**Work to be completed:**
Restate the full set of records exactly, without adding or dropping a word.

___ Raw records

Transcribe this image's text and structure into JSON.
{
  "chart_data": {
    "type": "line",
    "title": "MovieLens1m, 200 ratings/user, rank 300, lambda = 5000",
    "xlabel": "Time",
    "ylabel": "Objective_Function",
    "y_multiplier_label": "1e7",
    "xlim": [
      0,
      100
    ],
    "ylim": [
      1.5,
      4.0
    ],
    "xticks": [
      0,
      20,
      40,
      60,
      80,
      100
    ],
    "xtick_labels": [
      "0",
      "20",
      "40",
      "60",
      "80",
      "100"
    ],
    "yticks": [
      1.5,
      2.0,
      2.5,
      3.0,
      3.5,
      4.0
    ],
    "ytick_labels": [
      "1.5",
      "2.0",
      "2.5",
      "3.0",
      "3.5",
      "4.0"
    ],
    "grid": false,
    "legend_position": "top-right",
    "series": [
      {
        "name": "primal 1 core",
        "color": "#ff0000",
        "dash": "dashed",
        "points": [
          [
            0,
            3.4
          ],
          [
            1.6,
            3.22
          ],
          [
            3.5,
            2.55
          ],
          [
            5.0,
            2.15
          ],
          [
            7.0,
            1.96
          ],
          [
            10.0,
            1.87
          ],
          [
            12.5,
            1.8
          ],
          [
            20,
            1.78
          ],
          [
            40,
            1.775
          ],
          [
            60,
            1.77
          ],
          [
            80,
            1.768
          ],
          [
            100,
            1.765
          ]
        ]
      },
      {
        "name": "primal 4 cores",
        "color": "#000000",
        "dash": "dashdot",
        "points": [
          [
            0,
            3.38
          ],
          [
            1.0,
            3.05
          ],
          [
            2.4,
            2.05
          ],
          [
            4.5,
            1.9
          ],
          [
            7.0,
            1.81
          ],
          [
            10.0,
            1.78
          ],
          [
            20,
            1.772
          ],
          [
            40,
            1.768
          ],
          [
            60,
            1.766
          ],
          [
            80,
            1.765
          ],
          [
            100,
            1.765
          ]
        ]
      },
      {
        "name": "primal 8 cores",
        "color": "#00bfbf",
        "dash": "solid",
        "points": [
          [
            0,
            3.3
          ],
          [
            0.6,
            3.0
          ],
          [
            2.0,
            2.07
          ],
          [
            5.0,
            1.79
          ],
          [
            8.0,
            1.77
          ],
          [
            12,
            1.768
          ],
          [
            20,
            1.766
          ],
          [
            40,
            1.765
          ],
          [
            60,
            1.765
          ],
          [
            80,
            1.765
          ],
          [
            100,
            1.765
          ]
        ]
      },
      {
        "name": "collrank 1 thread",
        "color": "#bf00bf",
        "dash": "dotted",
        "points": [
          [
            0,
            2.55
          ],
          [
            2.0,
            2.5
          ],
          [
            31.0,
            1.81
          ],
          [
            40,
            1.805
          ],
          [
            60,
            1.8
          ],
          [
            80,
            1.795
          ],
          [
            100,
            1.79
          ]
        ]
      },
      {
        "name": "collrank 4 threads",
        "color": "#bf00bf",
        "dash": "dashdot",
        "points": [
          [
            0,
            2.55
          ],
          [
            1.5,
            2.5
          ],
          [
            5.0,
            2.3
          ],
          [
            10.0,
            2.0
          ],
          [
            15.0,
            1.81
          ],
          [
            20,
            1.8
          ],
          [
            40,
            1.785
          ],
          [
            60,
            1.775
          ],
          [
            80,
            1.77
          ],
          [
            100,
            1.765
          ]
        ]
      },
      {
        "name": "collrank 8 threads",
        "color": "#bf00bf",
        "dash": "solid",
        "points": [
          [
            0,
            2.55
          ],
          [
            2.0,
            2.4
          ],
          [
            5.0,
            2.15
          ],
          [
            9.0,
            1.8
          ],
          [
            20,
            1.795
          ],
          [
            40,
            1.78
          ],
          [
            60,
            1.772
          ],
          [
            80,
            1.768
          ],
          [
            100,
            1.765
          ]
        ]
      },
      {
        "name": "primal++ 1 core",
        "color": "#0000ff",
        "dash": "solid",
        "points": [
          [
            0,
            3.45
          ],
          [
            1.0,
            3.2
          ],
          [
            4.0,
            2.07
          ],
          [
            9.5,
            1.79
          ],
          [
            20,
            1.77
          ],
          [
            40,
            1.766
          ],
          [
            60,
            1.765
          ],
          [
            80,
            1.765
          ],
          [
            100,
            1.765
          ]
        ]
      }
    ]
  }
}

______

**Exercise solution:**
Transcribe this image's text and structure into JSON.
{
  "chart_data": {
    "type": "line",
    "title": "MovieLens1m, 200 ratings/user, rank 300, lambda = 5000",
    "xlabel": "Time",
    "ylabel": "Objective_Function",
    "y_multiplier_label": "1e7",
    "xlim": [
      0,
      100
    ],
    "ylim": [
      1.5,
      4.0
    ],
    "xticks": [
      0,
      20,
      40,
      60,
      80,
      100
    ],
    "xtick_labels": [
      "0",
      "20",
      "40",
      "60",
      "80",
      "100"
    ],
    "yticks": [
      1.5,
      2.0,
      2.5,
      3.0,
      3.5,
      4.0
    ],
    "ytick_labels": [
      "1.5",
      "2.0",
      "2.5",
      "3.0",
      "3.5",
      "4.0"
    ],
    "grid": false,
    "legend_position": "top-right",
    "series": [
      {
        "name": "primal 1 core",
        "color": "#ff0000",
        "dash": "dashed",
        "points": [
          [
            0,
            3.4
          ],
          [
            1.6,
            3.22
          ],
          [
            3.5,
            2.55
          ],
          [
            5.0,
            2.15
          ],
          [
            7.0,
            1.96
          ],
          [
            10.0,
            1.87
          ],
          [
            12.5,
            1.8
          ],
          [
            20,
            1.78
          ],
          [
            40,
            1.775
          ],
          [
            60,
            1.77
          ],
          [
            80,
            1.768
          ],
          [
            100,
            1.765
          ]
        ]
      },
      {
        "name": "primal 4 cores",
        "color": "#000000",
        "dash": "dashdot",
        "points": [
          [
            0,
            3.38
          ],
          [
            1.0,
            3.05
          ],
          [
            2.4,
            2.05
          ],
          [
            4.5,
            1.9
          ],
          [
            7.0,
            1.81
          ],
          [
            10.0,
            1.78
          ],
          [
            20,
            1.772
          ],
          [
            40,
            1.768
          ],
          [
            60,
            1.766
          ],
          [
            80,
            1.765
          ],
          [
            100,
            1.765
          ]
        ]
      },
      {
        "name": "primal 8 cores",
        "color": "#00bfbf",
        "dash": "solid",
        "points": [
          [
            0,
            3.3
          ],
          [
            0.6,
            3.0
          ],
          [
            2.0,
            2.07
          ],
          [
            5.0,
            1.79
          ],
          [
            8.0,
            1.77
          ],
          [
            12,
            1.768
          ],
          [
            20,
            1.766
          ],
          [
            40,
            1.765
          ],
          [
            60,
            1.765
          ],
          [
            80,
            1.765
          ],
          [
            100,
            1.765
          ]
        ]
      },
      {
        "name": "collrank 1 thread",
        "color": "#bf00bf",
        "dash": "dotted",
        "points": [
          [
            0,
            2.55
          ],
          [
            2.0,
            2.5
          ],
          [
            31.0,
            1.81
          ],
          [
            40,
            1.805
          ],
          [
            60,
            1.8
          ],
          [
            80,
            1.795
          ],
          [
            100,
            1.79
          ]
        ]
      },
      {
        "name": "collrank 4 threads",
        "color": "#bf00bf",
        "dash": "dashdot",
        "points": [
          [
            0,
            2.55
          ],
          [
            1.5,
            2.5
          ],
          [
            5.0,
            2.3
          ],
          [
            10.0,
            2.0
          ],
          [
            15.0,
            1.81
          ],
          [
            20,
            1.8
          ],
          [
            40,
            1.785
          ],
          [
            60,
            1.775
          ],
          [
            80,
            1.77
          ],
          [
            100,
            1.765
          ]
        ]
      },
      {
        "name": "collrank 8 threads",
        "color": "#bf00bf",
        "dash": "solid",
        "points": [
          [
            0,
            2.55
          ],
          [
            2.0,
            2.4
          ],
          [
            5.0,
            2.15
          ],
          [
            9.0,
            1.8
          ],
          [
            20,
            1.795
          ],
          [
            40,
            1.78
          ],
          [
            60,
            1.772
          ],
          [
            80,
            1.768
          ],
          [
            100,
            1.765
          ]
        ]
      },
      {
        "name": "primal++ 1 core",
        "color": "#0000ff",
        "dash": "solid",
        "points": [
          [
            0,
            3.45
          ],
          [
            1.0,
            3.2
          ],
          [
            4.0,
            2.07
          ],
          [
            9.5,
            1.79
          ],
          [
            20,
            1.77
          ],
          [
            40,
            1.766
          ],
          [
            60,
            1.765
          ],
          [
            80,
            1.765
          ],
          [
            100,
            1.765
          ]
        ]
      }
    ]
  }
}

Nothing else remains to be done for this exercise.